Would you output the whole listing below, exactly as it reads?

↓

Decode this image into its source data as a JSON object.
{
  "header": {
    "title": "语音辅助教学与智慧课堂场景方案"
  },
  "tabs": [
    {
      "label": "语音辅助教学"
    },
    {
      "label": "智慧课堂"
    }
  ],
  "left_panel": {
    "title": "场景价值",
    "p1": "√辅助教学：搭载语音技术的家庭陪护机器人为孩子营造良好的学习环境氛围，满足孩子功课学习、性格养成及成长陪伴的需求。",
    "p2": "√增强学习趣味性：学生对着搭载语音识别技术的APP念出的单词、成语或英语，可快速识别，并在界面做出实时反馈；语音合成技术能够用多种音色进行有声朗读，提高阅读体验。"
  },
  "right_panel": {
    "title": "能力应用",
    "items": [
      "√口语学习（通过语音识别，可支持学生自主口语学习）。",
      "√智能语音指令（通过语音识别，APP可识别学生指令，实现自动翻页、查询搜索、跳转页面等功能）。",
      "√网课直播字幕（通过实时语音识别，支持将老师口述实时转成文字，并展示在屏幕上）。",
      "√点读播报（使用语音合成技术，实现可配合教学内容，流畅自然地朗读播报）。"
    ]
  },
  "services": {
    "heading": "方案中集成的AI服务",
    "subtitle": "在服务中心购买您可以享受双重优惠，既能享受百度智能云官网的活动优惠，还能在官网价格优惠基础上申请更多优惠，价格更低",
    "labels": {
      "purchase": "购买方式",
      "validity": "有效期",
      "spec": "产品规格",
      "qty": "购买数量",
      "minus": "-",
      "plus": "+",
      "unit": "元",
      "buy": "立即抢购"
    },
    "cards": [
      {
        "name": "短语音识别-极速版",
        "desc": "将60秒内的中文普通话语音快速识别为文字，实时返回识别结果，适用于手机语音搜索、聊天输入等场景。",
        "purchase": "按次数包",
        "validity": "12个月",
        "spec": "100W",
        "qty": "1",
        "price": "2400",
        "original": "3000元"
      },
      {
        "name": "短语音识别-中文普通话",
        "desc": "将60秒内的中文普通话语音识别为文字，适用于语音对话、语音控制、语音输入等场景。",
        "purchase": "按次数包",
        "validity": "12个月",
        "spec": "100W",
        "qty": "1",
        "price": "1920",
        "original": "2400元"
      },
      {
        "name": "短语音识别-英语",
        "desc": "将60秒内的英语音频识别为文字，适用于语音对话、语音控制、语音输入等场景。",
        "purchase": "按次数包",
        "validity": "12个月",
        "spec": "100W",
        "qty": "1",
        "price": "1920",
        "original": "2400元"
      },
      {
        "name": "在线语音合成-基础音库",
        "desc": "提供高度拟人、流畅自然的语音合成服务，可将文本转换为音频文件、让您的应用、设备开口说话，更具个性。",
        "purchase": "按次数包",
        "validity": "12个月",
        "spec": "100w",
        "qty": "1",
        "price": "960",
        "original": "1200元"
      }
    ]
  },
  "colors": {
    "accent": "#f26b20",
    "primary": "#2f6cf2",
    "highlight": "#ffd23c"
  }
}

↑

# [Result]
Decode this image into its source data as a JSON object.
{
  "header": {
    "title": "语音辅助教学与智慧课堂场景方案"
  },
  "tabs": [
    {
      "label": "语音辅助教学"
    },
    {
      "label": "智慧课堂"
    }
  ],
  "left_panel": {
    "title": "场景价值",
    "p1": "√辅助教学：搭载语音技术的家庭陪护机器人为孩子营造良好的学习环境氛围，满足孩子功课学习、性格养成及成长陪伴的需求。",
    "p2": "√增强学习趣味性：学生对着搭载语音识别技术的APP念出的单词、成语或英语，可快速识别，并在界面做出实时反馈；语音合成技术能够用多种音色进行有声朗读，提高阅读体验。"
  },
  "right_panel": {
    "title": "能力应用",
    "items": [
      "√口语学习（通过语音识别，可支持学生自主口语学习）。",
      "√智能语音指令（通过语音识别，APP可识别学生指令，实现自动翻页、查询搜索、跳转页面等功能）。",
      "√网课直播字幕（通过实时语音识别，支持将老师口述实时转成文字，并展示在屏幕上）。",
      "√点读播报（使用语音合成技术，实现可配合教学内容，流畅自然地朗读播报）。"
    ]
  },
  "services": {
    "heading": "方案中集成的AI服务",
    "subtitle": "在服务中心购买您可以享受双重优惠，既能享受百度智能云官网的活动优惠，还能在官网价格优惠基础上申请更多优惠，价格更低",
    "labels": {
      "purchase": "购买方式",
      "validity": "有效期",
      "spec": "产品规格",
      "qty": "购买数量",
      "minus": "-",
      "plus": "+",
      "unit": "元",
      "buy": "立即抢购"
    },
    "cards": [
      {
        "name": "短语音识别-极速版",
        "desc": "将60秒内的中文普通话语音快速识别为文字，实时返回识别结果，适用于手机语音搜索、聊天输入等场景。",
        "purchase": "按次数包",
        "validity": "12个月",
        "spec": "100W",
        "qty": "1",
        "price": "2400",
        "original": "3000元"
      },
      {
        "name": "短语音识别-中文普通话",
        "desc": "将60秒内的中文普通话语音识别为文字，适用于语音对话、语音控制、语音输入等场景。",
        "purchase": "按次数包",
        "validity": "12个月",
        "spec": "100W",
        "qty": "1",
        "price": "1920",
        "original": "2400元"
      },
      {
        "name": "短语音识别-英语",
        "desc": "将60秒内的英语音频识别为文字，适用于语音对话、语音控制、语音输入等场景。",
        "purchase": "按次数包",
        "validity": "12个月",
        "spec": "100W",
        "qty": "1",
        "price": "1920",
        "original": "2400元"
      },
      {
        "name": "在线语音合成-基础音库",
        "desc": "提供高度拟人、流畅自然的语音合成服务，可将文本转换为音频文件、让您的应用、设备开口说话，更具个性。",
        "purchase": "按次数包",
        "validity": "12个月",
        "spec": "100w",
        "qty": "1",
        "price": "960",
        "original": "1200元"
      }
    ]
  },
  "colors": {
    "accent": "#f26b20",
    "primary": "#2f6cf2",
    "highlight": "#ffd23c"
  }
}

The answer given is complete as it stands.